(What is needed)
Swap every "tick-mark" for "tick mark" in the records from the first line through the line containing "tick: 0.5 <box>20 52 48 66</box>". Return only those lines, otherwise unchanged.

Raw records
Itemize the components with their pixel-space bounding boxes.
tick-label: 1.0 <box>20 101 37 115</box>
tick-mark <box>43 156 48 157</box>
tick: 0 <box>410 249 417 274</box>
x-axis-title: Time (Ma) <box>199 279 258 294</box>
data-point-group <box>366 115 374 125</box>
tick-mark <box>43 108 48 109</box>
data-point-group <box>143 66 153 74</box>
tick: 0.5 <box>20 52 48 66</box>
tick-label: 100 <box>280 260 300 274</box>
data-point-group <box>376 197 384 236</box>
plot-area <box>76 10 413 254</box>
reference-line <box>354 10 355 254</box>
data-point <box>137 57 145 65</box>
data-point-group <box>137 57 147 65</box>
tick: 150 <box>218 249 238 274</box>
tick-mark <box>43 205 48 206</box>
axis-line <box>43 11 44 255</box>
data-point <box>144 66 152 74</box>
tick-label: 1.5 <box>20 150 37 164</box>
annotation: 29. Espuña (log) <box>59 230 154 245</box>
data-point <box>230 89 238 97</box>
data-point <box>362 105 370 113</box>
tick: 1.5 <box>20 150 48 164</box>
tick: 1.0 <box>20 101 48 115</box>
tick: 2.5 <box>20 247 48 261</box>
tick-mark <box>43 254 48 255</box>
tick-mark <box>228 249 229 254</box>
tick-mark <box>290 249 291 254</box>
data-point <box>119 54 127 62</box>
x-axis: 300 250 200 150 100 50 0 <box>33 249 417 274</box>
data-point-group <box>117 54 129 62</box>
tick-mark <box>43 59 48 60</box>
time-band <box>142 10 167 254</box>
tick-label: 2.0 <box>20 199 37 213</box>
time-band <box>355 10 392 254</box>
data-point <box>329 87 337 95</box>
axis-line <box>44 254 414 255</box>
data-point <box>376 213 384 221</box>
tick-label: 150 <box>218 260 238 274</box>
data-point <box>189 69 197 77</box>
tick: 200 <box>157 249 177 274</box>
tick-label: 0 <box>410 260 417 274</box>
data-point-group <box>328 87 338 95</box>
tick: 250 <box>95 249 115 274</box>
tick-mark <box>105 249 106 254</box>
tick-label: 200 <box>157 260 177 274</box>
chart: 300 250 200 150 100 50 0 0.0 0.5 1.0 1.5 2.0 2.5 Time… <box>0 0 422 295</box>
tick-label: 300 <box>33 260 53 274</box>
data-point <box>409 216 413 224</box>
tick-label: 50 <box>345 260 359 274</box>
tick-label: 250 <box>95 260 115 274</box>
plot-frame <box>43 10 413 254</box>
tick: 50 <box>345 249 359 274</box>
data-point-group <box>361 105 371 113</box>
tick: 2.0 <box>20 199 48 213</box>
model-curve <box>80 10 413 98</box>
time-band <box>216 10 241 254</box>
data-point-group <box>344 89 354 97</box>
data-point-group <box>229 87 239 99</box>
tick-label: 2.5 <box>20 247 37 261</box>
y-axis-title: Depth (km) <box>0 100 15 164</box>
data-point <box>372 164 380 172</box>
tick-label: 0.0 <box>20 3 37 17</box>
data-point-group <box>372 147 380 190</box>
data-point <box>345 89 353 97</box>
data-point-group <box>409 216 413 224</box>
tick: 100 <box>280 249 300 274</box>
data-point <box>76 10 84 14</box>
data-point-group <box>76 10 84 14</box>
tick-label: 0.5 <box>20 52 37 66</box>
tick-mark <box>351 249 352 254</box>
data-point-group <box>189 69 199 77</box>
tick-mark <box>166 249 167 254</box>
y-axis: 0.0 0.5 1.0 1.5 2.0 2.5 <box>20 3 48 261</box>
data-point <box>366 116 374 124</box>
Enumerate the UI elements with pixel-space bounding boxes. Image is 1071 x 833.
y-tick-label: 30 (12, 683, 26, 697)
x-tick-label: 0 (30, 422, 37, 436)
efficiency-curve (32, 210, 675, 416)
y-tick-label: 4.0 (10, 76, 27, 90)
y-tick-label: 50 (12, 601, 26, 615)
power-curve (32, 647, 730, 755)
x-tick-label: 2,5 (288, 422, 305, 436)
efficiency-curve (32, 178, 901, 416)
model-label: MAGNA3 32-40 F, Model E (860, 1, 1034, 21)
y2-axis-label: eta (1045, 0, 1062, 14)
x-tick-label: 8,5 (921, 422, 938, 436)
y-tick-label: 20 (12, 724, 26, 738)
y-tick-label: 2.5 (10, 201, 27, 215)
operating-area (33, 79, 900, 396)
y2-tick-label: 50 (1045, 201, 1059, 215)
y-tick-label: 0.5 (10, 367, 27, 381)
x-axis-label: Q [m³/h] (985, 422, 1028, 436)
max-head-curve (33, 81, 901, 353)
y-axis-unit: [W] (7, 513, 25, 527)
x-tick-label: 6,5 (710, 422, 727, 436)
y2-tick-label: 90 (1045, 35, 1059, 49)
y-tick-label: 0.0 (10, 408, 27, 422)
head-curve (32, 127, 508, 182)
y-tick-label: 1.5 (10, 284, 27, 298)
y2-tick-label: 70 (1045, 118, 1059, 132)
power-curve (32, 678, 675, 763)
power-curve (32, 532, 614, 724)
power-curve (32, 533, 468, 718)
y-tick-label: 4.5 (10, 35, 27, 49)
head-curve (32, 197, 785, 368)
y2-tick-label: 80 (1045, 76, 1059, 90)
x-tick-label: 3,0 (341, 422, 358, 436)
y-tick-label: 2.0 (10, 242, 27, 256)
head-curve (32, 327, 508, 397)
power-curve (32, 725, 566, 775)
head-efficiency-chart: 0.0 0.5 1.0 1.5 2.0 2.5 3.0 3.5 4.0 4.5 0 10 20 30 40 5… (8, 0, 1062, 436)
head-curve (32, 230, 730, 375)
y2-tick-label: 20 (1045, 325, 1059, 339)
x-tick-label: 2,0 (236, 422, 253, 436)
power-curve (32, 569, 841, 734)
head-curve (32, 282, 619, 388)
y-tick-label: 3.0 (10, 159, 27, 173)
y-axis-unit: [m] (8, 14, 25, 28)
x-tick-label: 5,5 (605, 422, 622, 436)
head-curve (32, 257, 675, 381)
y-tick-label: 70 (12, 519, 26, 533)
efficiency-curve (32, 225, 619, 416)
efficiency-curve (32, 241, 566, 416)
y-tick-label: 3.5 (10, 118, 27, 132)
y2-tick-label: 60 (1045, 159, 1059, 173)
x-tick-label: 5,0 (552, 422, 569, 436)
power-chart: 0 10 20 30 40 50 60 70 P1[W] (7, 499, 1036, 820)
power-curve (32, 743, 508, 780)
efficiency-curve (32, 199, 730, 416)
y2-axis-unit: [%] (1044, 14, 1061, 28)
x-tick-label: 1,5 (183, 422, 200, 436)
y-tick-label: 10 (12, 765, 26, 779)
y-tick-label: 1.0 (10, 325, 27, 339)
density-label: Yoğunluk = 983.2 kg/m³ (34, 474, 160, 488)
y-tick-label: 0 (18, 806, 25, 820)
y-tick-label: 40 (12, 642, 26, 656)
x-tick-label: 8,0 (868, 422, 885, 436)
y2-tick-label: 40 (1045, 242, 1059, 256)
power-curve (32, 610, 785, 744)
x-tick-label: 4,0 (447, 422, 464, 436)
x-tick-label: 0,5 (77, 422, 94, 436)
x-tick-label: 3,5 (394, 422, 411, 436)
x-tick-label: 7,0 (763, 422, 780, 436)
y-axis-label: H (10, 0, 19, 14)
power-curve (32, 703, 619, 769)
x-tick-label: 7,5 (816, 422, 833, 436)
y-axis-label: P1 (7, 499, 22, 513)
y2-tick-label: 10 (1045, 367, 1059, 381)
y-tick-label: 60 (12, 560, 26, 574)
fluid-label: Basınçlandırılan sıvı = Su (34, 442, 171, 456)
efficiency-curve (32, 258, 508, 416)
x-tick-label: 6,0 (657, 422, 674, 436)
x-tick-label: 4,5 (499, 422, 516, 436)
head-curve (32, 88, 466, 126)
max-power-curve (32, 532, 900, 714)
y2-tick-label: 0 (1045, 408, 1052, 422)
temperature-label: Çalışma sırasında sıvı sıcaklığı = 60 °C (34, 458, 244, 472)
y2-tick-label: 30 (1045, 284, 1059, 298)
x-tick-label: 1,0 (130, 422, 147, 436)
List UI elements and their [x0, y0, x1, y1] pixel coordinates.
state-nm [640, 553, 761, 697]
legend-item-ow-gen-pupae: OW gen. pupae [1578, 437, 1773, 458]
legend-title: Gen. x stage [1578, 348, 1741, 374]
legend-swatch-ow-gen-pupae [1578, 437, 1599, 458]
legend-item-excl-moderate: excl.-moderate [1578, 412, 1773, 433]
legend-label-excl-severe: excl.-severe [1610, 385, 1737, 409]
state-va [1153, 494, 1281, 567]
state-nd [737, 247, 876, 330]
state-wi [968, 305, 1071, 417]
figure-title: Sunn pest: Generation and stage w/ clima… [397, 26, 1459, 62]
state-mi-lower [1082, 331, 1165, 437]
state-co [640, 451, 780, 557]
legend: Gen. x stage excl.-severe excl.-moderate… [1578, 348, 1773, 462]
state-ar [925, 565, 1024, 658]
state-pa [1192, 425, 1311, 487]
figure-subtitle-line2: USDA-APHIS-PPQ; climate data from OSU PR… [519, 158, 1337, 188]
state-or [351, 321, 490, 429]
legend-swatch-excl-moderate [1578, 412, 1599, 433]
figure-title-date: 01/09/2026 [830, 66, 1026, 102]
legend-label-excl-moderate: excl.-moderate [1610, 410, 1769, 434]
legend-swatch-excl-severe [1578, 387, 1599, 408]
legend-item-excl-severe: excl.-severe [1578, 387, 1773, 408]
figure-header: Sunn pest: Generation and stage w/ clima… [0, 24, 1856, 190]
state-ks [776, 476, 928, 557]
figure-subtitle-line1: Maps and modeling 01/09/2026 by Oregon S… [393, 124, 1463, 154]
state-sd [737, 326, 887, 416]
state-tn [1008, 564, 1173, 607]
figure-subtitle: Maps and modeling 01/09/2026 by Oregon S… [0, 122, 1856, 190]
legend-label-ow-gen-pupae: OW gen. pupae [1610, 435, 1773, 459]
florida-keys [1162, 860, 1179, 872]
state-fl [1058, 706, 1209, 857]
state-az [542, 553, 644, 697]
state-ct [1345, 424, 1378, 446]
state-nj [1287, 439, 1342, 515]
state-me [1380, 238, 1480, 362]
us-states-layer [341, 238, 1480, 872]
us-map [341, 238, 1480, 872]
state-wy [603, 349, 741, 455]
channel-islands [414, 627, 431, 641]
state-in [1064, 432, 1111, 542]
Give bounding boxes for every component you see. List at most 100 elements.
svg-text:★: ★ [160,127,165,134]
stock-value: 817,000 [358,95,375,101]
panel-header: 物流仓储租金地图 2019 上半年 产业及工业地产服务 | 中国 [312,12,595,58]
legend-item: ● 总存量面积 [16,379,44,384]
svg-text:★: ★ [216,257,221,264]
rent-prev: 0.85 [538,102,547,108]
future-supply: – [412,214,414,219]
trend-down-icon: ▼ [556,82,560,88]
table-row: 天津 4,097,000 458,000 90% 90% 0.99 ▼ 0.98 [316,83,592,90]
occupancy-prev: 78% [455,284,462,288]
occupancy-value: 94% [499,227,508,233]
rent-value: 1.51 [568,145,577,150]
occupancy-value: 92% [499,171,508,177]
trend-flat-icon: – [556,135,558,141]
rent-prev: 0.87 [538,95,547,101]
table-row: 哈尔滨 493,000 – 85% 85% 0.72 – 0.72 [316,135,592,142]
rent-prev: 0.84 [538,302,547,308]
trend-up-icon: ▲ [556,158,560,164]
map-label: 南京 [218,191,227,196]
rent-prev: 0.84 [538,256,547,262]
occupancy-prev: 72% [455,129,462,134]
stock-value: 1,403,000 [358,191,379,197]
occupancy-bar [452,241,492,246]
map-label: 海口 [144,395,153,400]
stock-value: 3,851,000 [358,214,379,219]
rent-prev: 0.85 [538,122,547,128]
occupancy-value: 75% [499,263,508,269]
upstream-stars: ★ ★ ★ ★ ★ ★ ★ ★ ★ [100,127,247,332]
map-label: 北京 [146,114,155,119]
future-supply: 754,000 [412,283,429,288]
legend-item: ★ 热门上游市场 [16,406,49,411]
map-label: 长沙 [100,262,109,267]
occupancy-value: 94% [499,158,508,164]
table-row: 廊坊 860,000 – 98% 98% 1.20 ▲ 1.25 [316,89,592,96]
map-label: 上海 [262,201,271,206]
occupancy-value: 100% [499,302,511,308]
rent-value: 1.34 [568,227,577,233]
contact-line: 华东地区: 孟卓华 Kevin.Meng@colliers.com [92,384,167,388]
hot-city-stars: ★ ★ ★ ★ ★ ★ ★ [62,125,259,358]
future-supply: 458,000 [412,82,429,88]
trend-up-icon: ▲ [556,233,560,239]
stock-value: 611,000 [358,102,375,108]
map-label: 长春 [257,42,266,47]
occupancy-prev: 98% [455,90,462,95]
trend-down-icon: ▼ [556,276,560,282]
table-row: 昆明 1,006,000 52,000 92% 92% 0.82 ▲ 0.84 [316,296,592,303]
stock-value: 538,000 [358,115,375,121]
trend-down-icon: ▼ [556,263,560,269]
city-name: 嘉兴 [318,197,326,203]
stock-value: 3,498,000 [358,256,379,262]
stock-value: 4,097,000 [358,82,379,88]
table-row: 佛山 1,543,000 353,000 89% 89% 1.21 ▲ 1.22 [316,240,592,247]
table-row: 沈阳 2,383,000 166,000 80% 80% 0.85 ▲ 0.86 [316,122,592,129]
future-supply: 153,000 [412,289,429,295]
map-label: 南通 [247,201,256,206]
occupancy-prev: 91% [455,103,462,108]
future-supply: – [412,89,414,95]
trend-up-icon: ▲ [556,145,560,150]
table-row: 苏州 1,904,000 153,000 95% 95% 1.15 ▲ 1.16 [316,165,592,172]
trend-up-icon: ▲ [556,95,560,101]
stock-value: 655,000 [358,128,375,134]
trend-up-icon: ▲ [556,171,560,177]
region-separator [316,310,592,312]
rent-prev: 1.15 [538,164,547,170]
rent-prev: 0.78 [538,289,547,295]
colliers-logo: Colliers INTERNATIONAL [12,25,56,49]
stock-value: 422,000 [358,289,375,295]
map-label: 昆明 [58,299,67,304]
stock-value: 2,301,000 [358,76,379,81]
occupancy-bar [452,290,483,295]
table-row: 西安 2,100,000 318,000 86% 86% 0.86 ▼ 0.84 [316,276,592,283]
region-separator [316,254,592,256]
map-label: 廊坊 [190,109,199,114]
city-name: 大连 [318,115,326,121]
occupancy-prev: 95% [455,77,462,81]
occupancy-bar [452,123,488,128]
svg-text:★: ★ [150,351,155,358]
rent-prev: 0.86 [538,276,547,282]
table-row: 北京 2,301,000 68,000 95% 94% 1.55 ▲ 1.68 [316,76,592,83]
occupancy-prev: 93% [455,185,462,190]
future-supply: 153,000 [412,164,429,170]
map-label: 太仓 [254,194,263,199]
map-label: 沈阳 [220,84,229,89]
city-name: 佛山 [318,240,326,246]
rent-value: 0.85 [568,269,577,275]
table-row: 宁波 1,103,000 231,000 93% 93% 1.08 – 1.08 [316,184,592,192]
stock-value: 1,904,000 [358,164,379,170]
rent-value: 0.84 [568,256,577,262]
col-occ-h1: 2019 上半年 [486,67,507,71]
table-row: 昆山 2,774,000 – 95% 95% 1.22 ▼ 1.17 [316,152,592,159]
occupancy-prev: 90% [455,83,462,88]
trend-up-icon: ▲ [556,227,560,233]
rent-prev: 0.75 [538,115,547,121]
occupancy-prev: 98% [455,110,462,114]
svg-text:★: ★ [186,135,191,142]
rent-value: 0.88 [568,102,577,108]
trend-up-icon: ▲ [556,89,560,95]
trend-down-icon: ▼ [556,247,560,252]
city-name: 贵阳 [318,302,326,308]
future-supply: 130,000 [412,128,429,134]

(Finished task)
Itemize the components with their pixel-space bounding boxes.
tick-label: 1.0 <box>20 101 37 115</box>
tick mark <box>43 156 48 157</box>
tick: 0 <box>410 249 417 274</box>
x-axis-title: Time (Ma) <box>199 279 258 294</box>
data-point-group <box>366 115 374 125</box>
tick mark <box>43 108 48 109</box>
data-point-group <box>143 66 153 74</box>
tick: 0.5 <box>20 52 48 66</box>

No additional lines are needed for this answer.